=== Begin Enclosure ===

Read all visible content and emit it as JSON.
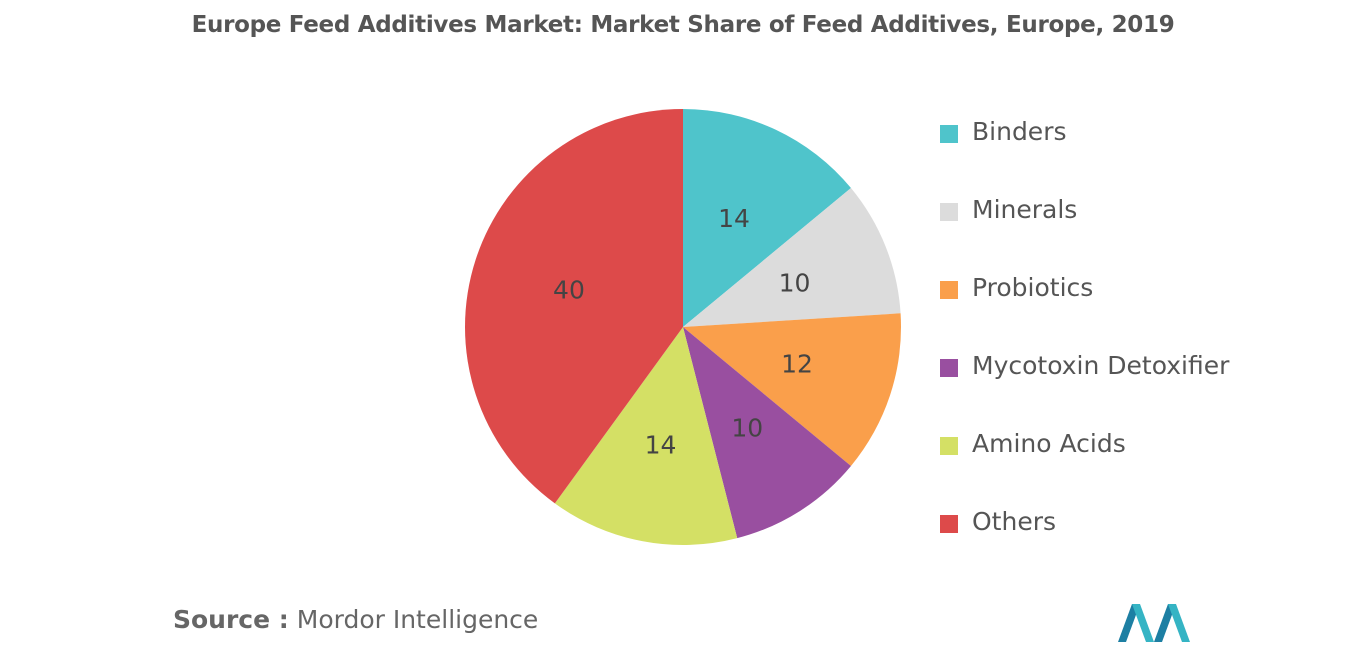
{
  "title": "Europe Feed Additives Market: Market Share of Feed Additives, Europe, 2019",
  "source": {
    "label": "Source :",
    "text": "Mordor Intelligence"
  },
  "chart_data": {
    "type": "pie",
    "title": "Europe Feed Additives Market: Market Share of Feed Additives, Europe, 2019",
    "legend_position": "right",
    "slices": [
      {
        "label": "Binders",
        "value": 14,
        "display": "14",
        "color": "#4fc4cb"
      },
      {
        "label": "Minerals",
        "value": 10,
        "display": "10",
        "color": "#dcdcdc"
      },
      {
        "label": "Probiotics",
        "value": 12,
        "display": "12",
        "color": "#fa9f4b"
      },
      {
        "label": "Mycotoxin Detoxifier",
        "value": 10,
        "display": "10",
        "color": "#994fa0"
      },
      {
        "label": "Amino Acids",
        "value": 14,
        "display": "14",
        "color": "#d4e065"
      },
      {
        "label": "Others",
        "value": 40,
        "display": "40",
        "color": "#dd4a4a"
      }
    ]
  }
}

=== End Enclosure ===
=== Begin Enclosure ===

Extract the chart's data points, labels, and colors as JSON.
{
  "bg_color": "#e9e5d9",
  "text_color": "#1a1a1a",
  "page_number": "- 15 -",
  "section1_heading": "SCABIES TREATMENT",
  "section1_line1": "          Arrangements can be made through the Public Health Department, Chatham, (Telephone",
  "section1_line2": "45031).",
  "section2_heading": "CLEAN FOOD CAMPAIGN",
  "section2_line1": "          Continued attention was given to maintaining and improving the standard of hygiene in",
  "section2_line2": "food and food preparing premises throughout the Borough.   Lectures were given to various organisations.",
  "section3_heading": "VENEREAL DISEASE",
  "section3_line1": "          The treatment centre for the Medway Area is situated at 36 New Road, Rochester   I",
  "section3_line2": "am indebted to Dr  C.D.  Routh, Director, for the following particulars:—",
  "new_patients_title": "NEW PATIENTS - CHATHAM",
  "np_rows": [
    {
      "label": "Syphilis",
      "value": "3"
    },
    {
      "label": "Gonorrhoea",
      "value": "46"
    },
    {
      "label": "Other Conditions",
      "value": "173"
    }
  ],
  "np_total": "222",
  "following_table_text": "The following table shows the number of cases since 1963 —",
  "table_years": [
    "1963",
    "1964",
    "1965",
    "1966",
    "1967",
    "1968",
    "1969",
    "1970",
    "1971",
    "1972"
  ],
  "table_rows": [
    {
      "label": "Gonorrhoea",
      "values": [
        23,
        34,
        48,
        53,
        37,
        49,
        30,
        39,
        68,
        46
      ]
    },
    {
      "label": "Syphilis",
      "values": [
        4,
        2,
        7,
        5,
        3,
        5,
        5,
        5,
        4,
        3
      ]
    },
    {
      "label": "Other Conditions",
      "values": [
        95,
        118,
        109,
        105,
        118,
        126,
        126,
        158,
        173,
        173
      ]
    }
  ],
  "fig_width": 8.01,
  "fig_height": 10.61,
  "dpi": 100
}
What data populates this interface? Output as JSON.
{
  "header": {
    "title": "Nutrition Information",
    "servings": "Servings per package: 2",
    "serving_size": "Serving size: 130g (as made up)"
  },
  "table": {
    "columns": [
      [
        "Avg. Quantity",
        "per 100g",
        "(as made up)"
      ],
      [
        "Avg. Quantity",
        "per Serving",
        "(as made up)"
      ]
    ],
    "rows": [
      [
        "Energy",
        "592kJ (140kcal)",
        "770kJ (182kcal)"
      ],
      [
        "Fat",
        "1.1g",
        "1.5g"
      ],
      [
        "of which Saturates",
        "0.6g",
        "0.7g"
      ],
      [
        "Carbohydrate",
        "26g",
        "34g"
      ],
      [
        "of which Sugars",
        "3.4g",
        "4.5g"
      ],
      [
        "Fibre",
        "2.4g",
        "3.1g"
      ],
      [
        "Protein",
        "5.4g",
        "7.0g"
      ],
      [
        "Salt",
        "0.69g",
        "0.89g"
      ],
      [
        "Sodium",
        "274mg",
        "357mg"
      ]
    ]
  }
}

=== End Enclosure ===

Try it:
All lines above with "Market" in them should be returned.

Output for this task:
  "title": "Europe Feed Additives Market: Market Share of Feed Additives, Europe, 2019",
    "title": "Europe Feed Additives Market: Market Share of Feed Additives, Europe, 2019",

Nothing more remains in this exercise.